§ SUPPLIED INFORMATION:
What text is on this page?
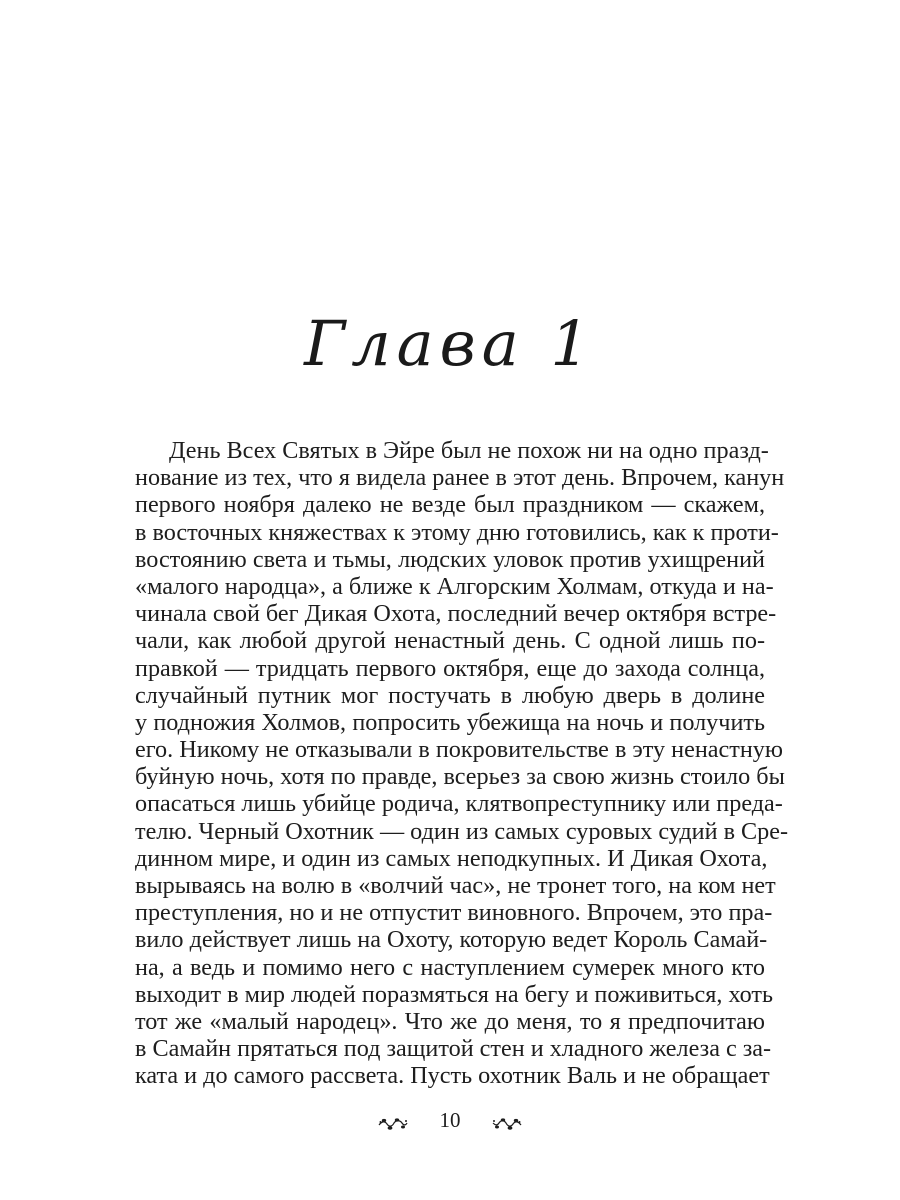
Глава 1
День Всех Святых в Эйре был не похож ни на одно празд-
нование из тех, что я видела ранее в этот день. Впрочем, канун
первого ноября далеко не везде был праздником — скажем,
в восточных княжествах к этому дню готовились, как к проти-
востоянию света и тьмы, людских уловок против ухищрений
«малого народца», а ближе к Алгорским Холмам, откуда и на-
чинала свой бег Дикая Охота, последний вечер октября встре-
чали, как любой другой ненастный день. С одной лишь по-
правкой — тридцать первого октября, еще до захода солнца,
случайный путник мог постучать в любую дверь в долине
у подножия Холмов, попросить убежища на ночь и получить
его. Никому не отказывали в покровительстве в эту ненастную
буйную ночь, хотя по правде, всерьез за свою жизнь стоило бы
опасаться лишь убийце родича, клятвопреступнику или преда-
телю. Черный Охотник — один из самых суровых судий в Сре-
динном мире, и один из самых неподкупных. И Дикая Охота,
вырываясь на волю в «волчий час», не тронет того, на ком нет
преступления, но и не отпустит виновного. Впрочем, это пра-
вило действует лишь на Охоту, которую ведет Король Самай-
на, а ведь и помимо него с наступлением сумерек много кто
выходит в мир людей поразмяться на бегу и поживиться, хоть
тот же «малый народец». Что же до меня, то я предпочитаю
в Самайн прятаться под защитой стен и хладного железа с за-
ката и до самого рассвета. Пусть охотник Валь и не обращает
10
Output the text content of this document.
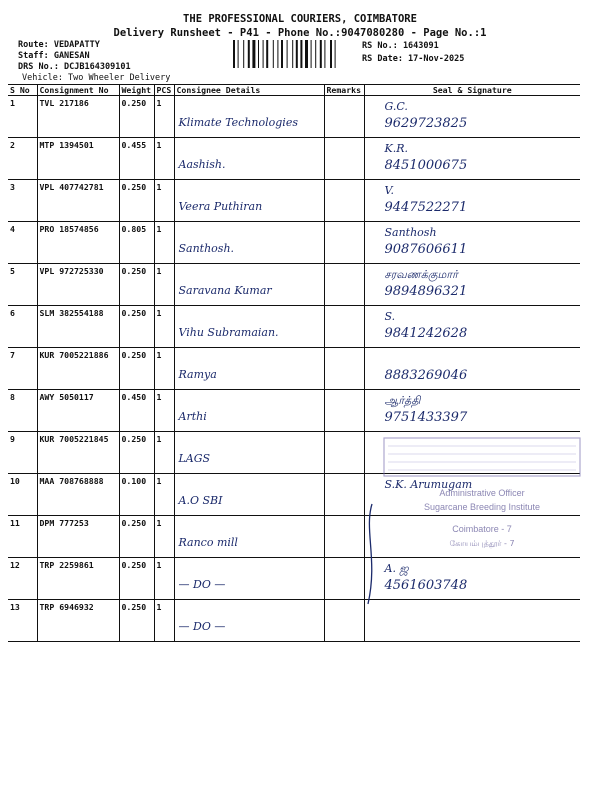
THE PROFESSIONAL COURIERS, COIMBATORE
Delivery Runsheet - P41 - Phone No.:9047080280 - Page No.:1
Route: VEDAPATTY
Staff: GANESAN
DRS No.: DCJB164309101
Vehicle: Two Wheeler Delivery
RS No.: 1643091
RS Date: 17-Nov-2025
S No	Consignment No	Weight	PCS	Consignee Details	Remarks	Seal & Signature
1	TVL 217186	0.250	1	Klimate Technologies		G.C.
9629723825

2	MTP 1394501	0.455	1	Aashish.		K.R.
8451000675

3	VPL 407742781	0.250	1	Veera Puthiran		V.
9447522271

4	PRO 18574856	0.805	1	Santhosh.		Santhosh
9087606611

5	VPL 972725330	0.250	1	Saravana Kumar		சரவணக்குமார்
9894896321

6	SLM 382554188	0.250	1	Vihu Subramaian.		S.
9841242628

7	KUR 7005221886	0.250	1	Ramya		8883269046

8	AWY 5050117	0.450	1	Arthi		ஆர்த்தி
9751433397

9	KUR 7005221845	0.250	1	LAGS		

10	MAA 708768888	0.100	1	A.O SBI		S.K. Arumugam

11	DPM 777253	0.250	1	Ranco mill		

12	TRP 2259861	0.250	1	— DO —		A. ஜ
4561603748

13	TRP 6946932	0.250	1	— DO —		

Administrative Officer
Sugarcane Breeding Institute
Coimbatore - 7
கோயம்புத்தூர் - 7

§ EXERCISE DETAILS: Which lines contain "самых"? Copy each of them.

§ SOLUTION TO THIS EXERCISE:
телю. Черный Охотник — один из самых суровых судий в Сре-
динном мире, и один из самых неподкупных. И Дикая Охота,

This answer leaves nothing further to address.